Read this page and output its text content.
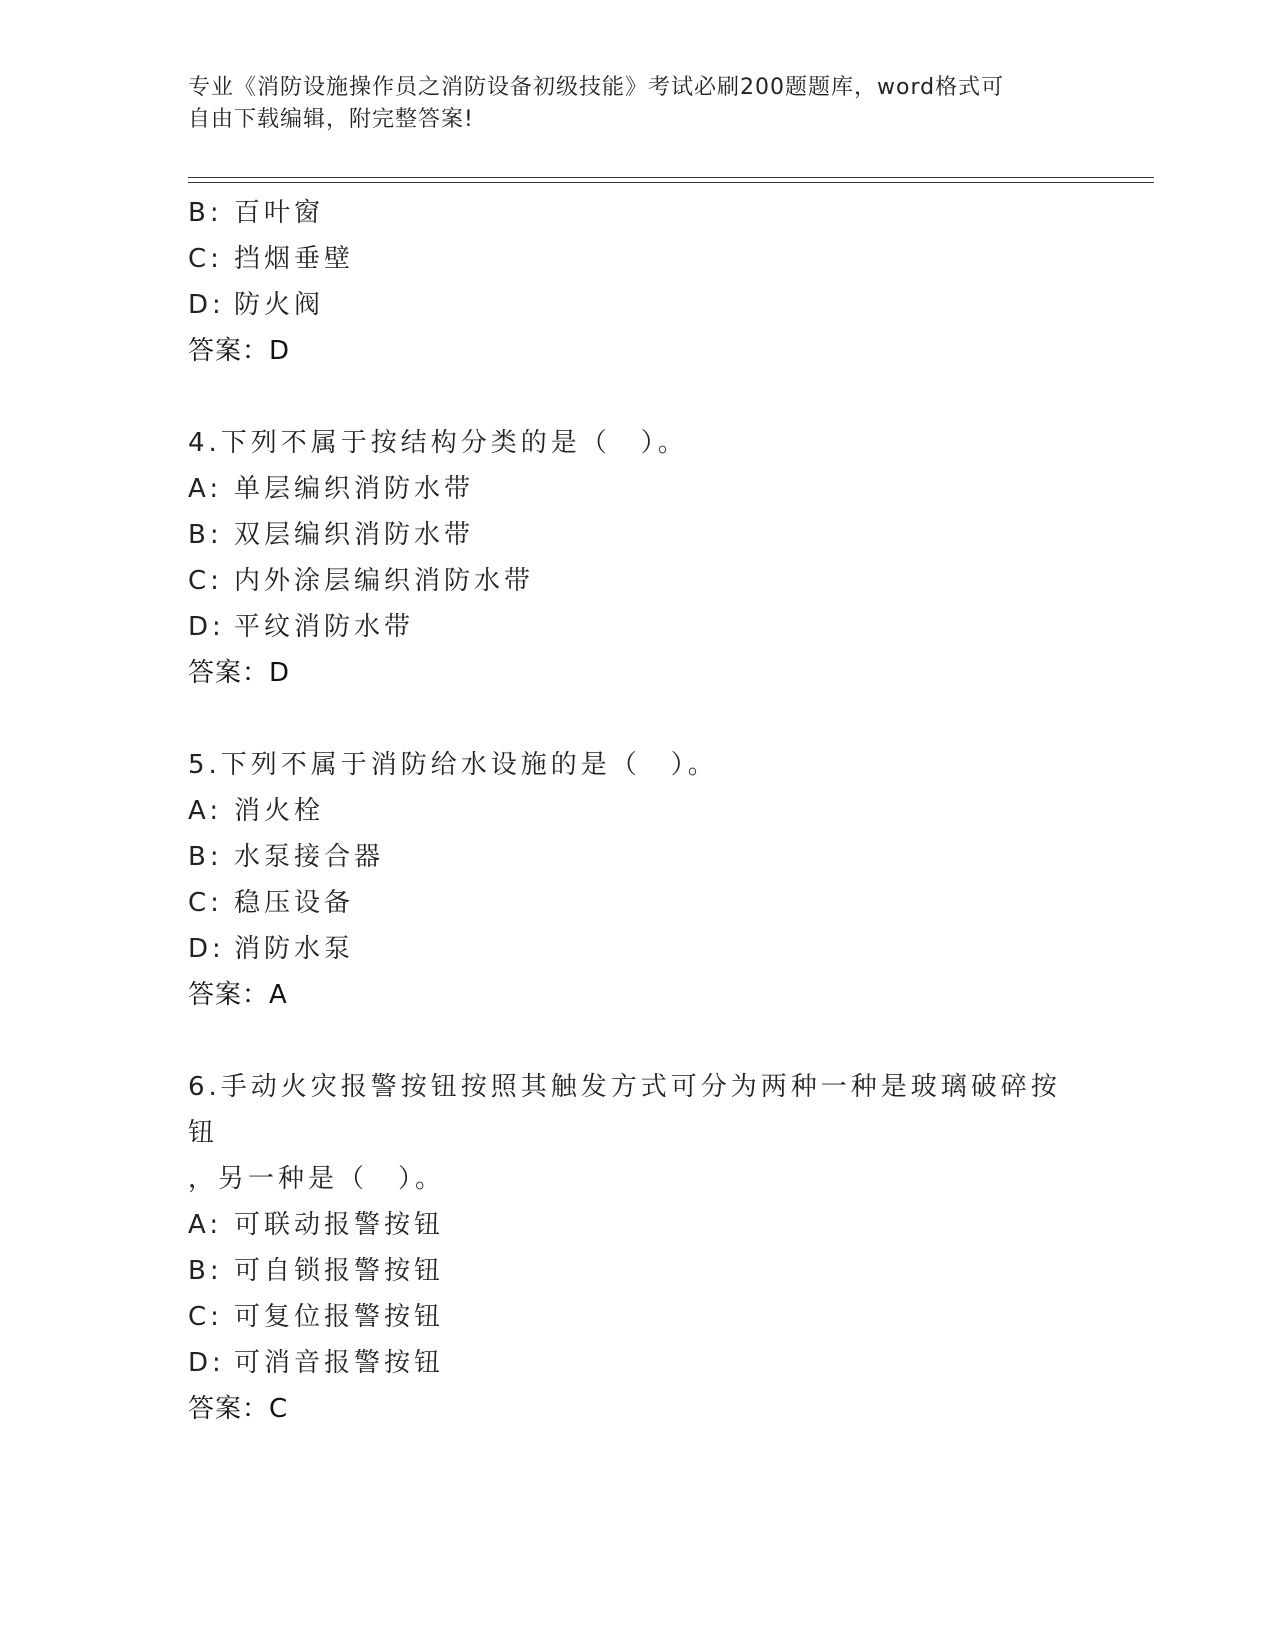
专业《消防设施操作员之消防设备初级技能》考试必刷200题题库，word格式可
自由下载编辑，附完整答案!

B: 百叶窗

C: 挡烟垂壁

D: 防火阀

答案：D

4.下列不属于按结构分类的是（　）。

A: 单层编织消防水带

B: 双层编织消防水带

C: 内外涂层编织消防水带

D: 平纹消防水带

答案：D

5.下列不属于消防给水设施的是（　）。

A: 消火栓

B: 水泵接合器

C: 稳压设备

D: 消防水泵

答案：A

6.手动火灾报警按钮按照其触发方式可分为两种一种是玻璃破碎按钮

，另一种是（　）。

A: 可联动报警按钮

B: 可自锁报警按钮

C: 可复位报警按钮

D: 可消音报警按钮

答案：C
#####
→ DESCRIPTION OF THE TASK
Transcribe the whole listing exactly. Pictures are excluded.

→ ANSWER TO THIS PROBLEM
Read this page and output its text content.
专业《消防设施操作员之消防设备初级技能》考试必刷200题题库，word格式可
自由下载编辑，附完整答案!

B: 百叶窗

C: 挡烟垂壁

D: 防火阀

答案：D

4.下列不属于按结构分类的是（　）。

A: 单层编织消防水带

B: 双层编织消防水带

C: 内外涂层编织消防水带

D: 平纹消防水带

答案：D

5.下列不属于消防给水设施的是（　）。

A: 消火栓

B: 水泵接合器

C: 稳压设备

D: 消防水泵

答案：A

6.手动火灾报警按钮按照其触发方式可分为两种一种是玻璃破碎按钮

，另一种是（　）。

A: 可联动报警按钮

B: 可自锁报警按钮

C: 可复位报警按钮

D: 可消音报警按钮

答案：C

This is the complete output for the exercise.